- **Instruction**
Give the records back in full, exactly as they read.

>> begin Material for this task

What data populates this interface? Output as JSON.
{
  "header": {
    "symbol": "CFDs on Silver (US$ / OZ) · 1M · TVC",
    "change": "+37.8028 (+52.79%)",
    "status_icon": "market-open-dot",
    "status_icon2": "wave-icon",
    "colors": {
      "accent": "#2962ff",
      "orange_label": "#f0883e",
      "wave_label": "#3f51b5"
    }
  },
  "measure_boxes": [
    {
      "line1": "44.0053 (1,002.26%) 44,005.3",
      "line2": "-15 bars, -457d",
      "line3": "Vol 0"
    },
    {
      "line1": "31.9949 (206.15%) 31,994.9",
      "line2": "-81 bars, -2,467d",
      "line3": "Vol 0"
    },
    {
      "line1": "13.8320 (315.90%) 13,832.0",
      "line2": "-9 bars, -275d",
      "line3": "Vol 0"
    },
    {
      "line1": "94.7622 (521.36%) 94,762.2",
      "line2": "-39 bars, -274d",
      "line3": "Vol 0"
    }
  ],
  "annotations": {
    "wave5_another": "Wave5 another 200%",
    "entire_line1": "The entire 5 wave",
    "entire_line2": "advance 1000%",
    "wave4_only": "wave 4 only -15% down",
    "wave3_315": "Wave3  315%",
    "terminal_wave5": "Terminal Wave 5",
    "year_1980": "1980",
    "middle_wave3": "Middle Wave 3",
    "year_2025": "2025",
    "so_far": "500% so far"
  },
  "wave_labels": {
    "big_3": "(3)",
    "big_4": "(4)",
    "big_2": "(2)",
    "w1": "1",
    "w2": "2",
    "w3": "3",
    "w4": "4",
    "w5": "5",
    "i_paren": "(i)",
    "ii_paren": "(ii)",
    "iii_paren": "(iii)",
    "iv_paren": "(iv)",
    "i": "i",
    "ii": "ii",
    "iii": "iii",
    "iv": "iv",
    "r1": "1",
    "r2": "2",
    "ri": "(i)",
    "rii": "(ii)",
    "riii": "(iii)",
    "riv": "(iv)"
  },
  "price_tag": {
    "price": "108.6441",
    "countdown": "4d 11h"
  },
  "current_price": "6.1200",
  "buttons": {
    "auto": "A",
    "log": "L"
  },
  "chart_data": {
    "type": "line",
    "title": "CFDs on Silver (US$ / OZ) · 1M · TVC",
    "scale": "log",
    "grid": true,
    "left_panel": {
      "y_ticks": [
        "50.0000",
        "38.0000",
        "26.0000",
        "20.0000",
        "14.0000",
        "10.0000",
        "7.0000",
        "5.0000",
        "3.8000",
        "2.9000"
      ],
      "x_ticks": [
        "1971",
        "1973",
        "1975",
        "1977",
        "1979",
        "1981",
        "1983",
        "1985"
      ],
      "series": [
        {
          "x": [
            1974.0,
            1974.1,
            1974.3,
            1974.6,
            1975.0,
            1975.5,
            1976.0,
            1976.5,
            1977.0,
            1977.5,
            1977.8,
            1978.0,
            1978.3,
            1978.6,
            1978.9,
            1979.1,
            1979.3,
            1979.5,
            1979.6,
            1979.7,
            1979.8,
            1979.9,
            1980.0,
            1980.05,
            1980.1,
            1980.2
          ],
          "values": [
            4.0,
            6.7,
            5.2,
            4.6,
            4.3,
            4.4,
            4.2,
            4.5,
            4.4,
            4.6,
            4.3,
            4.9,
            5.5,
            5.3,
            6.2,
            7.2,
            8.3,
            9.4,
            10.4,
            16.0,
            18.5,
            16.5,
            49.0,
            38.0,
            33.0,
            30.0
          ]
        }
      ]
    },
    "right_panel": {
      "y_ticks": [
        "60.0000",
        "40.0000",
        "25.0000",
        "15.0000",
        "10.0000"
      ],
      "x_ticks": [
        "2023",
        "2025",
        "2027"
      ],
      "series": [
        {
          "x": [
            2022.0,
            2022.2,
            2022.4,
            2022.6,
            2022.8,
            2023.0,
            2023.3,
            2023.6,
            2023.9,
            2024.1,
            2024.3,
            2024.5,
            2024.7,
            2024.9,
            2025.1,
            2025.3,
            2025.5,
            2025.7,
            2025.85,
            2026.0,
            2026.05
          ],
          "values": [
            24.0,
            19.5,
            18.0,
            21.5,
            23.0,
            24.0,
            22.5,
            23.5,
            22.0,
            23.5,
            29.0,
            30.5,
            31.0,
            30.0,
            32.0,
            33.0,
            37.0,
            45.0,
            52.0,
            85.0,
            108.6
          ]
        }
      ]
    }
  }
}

>> end Material for this task

- **Complete response**
What data populates this interface? Output as JSON.
{
  "header": {
    "symbol": "CFDs on Silver (US$ / OZ) · 1M · TVC",
    "change": "+37.8028 (+52.79%)",
    "status_icon": "market-open-dot",
    "status_icon2": "wave-icon",
    "colors": {
      "accent": "#2962ff",
      "orange_label": "#f0883e",
      "wave_label": "#3f51b5"
    }
  },
  "measure_boxes": [
    {
      "line1": "44.0053 (1,002.26%) 44,005.3",
      "line2": "-15 bars, -457d",
      "line3": "Vol 0"
    },
    {
      "line1": "31.9949 (206.15%) 31,994.9",
      "line2": "-81 bars, -2,467d",
      "line3": "Vol 0"
    },
    {
      "line1": "13.8320 (315.90%) 13,832.0",
      "line2": "-9 bars, -275d",
      "line3": "Vol 0"
    },
    {
      "line1": "94.7622 (521.36%) 94,762.2",
      "line2": "-39 bars, -274d",
      "line3": "Vol 0"
    }
  ],
  "annotations": {
    "wave5_another": "Wave5 another 200%",
    "entire_line1": "The entire 5 wave",
    "entire_line2": "advance 1000%",
    "wave4_only": "wave 4 only -15% down",
    "wave3_315": "Wave3  315%",
    "terminal_wave5": "Terminal Wave 5",
    "year_1980": "1980",
    "middle_wave3": "Middle Wave 3",
    "year_2025": "2025",
    "so_far": "500% so far"
  },
  "wave_labels": {
    "big_3": "(3)",
    "big_4": "(4)",
    "big_2": "(2)",
    "w1": "1",
    "w2": "2",
    "w3": "3",
    "w4": "4",
    "w5": "5",
    "i_paren": "(i)",
    "ii_paren": "(ii)",
    "iii_paren": "(iii)",
    "iv_paren": "(iv)",
    "i": "i",
    "ii": "ii",
    "iii": "iii",
    "iv": "iv",
    "r1": "1",
    "r2": "2",
    "ri": "(i)",
    "rii": "(ii)",
    "riii": "(iii)",
    "riv": "(iv)"
  },
  "price_tag": {
    "price": "108.6441",
    "countdown": "4d 11h"
  },
  "current_price": "6.1200",
  "buttons": {
    "auto": "A",
    "log": "L"
  },
  "chart_data": {
    "type": "line",
    "title": "CFDs on Silver (US$ / OZ) · 1M · TVC",
    "scale": "log",
    "grid": true,
    "left_panel": {
      "y_ticks": [
        "50.0000",
        "38.0000",
        "26.0000",
        "20.0000",
        "14.0000",
        "10.0000",
        "7.0000",
        "5.0000",
        "3.8000",
        "2.9000"
      ],
      "x_ticks": [
        "1971",
        "1973",
        "1975",
        "1977",
        "1979",
        "1981",
        "1983",
        "1985"
      ],
      "series": [
        {
          "x": [
            1974.0,
            1974.1,
            1974.3,
            1974.6,
            1975.0,
            1975.5,
            1976.0,
            1976.5,
            1977.0,
            1977.5,
            1977.8,
            1978.0,
            1978.3,
            1978.6,
            1978.9,
            1979.1,
            1979.3,
            1979.5,
            1979.6,
            1979.7,
            1979.8,
            1979.9,
            1980.0,
            1980.05,
            1980.1,
            1980.2
          ],
          "values": [
            4.0,
            6.7,
            5.2,
            4.6,
            4.3,
            4.4,
            4.2,
            4.5,
            4.4,
            4.6,
            4.3,
            4.9,
            5.5,
            5.3,
            6.2,
            7.2,
            8.3,
            9.4,
            10.4,
            16.0,
            18.5,
            16.5,
            49.0,
            38.0,
            33.0,
            30.0
          ]
        }
      ]
    },
    "right_panel": {
      "y_ticks": [
        "60.0000",
        "40.0000",
        "25.0000",
        "15.0000",
        "10.0000"
      ],
      "x_ticks": [
        "2023",
        "2025",
        "2027"
      ],
      "series": [
        {
          "x": [
            2022.0,
            2022.2,
            2022.4,
            2022.6,
            2022.8,
            2023.0,
            2023.3,
            2023.6,
            2023.9,
            2024.1,
            2024.3,
            2024.5,
            2024.7,
            2024.9,
            2025.1,
            2025.3,
            2025.5,
            2025.7,
            2025.85,
            2026.0,
            2026.05
          ],
          "values": [
            24.0,
            19.5,
            18.0,
            21.5,
            23.0,
            24.0,
            22.5,
            23.5,
            22.0,
            23.5,
            29.0,
            30.5,
            31.0,
            30.0,
            32.0,
            33.0,
            37.0,
            45.0,
            52.0,
            85.0,
            108.6
          ]
        }
      ]
    }
  }
}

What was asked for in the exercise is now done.